-- DATA LISTING start --
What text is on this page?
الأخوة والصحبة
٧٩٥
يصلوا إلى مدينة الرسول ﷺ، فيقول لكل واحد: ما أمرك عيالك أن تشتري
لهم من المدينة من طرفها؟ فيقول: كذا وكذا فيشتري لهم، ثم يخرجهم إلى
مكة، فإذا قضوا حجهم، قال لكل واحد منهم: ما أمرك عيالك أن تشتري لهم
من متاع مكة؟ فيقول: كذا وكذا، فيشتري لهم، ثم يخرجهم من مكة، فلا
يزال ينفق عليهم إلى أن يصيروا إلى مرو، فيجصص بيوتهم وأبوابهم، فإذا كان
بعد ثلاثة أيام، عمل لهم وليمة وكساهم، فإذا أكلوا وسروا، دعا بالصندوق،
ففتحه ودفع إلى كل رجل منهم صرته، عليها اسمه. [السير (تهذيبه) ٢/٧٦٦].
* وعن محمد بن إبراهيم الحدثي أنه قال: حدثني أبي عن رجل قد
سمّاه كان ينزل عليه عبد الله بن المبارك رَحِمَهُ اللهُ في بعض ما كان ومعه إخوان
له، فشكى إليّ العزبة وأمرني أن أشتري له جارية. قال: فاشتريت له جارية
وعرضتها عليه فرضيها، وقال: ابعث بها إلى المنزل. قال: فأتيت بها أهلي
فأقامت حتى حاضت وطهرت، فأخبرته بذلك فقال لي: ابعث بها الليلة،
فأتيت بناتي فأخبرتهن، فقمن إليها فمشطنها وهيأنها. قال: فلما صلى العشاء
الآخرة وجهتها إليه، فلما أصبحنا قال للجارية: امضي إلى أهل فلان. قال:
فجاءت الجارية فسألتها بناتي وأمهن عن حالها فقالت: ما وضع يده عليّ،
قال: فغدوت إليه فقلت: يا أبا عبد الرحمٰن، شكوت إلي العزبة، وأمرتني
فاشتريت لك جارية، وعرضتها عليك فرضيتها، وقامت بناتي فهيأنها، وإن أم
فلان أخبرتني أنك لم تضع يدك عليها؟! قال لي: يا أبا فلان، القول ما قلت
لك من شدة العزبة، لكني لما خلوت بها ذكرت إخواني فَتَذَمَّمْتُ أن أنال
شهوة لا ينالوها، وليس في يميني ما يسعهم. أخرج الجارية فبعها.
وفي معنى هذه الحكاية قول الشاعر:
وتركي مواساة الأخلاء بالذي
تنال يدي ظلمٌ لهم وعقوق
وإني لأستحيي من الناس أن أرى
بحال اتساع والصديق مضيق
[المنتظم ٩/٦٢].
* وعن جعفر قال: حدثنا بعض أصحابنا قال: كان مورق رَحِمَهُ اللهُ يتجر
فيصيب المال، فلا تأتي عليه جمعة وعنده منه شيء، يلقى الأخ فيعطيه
-- DATA LISTING end --
* DIRECTIVE *
Each line above that includes "يخرجهم" should be shown.

* RESPONSE TO THIS EXERCISE *
لهم من المدينة من طرفها؟ فيقول: كذا وكذا فيشتري لهم، ثم يخرجهم إلى
من متاع مكة؟ فيقول: كذا وكذا، فيشتري لهم، ثم يخرجهم من مكة، فلا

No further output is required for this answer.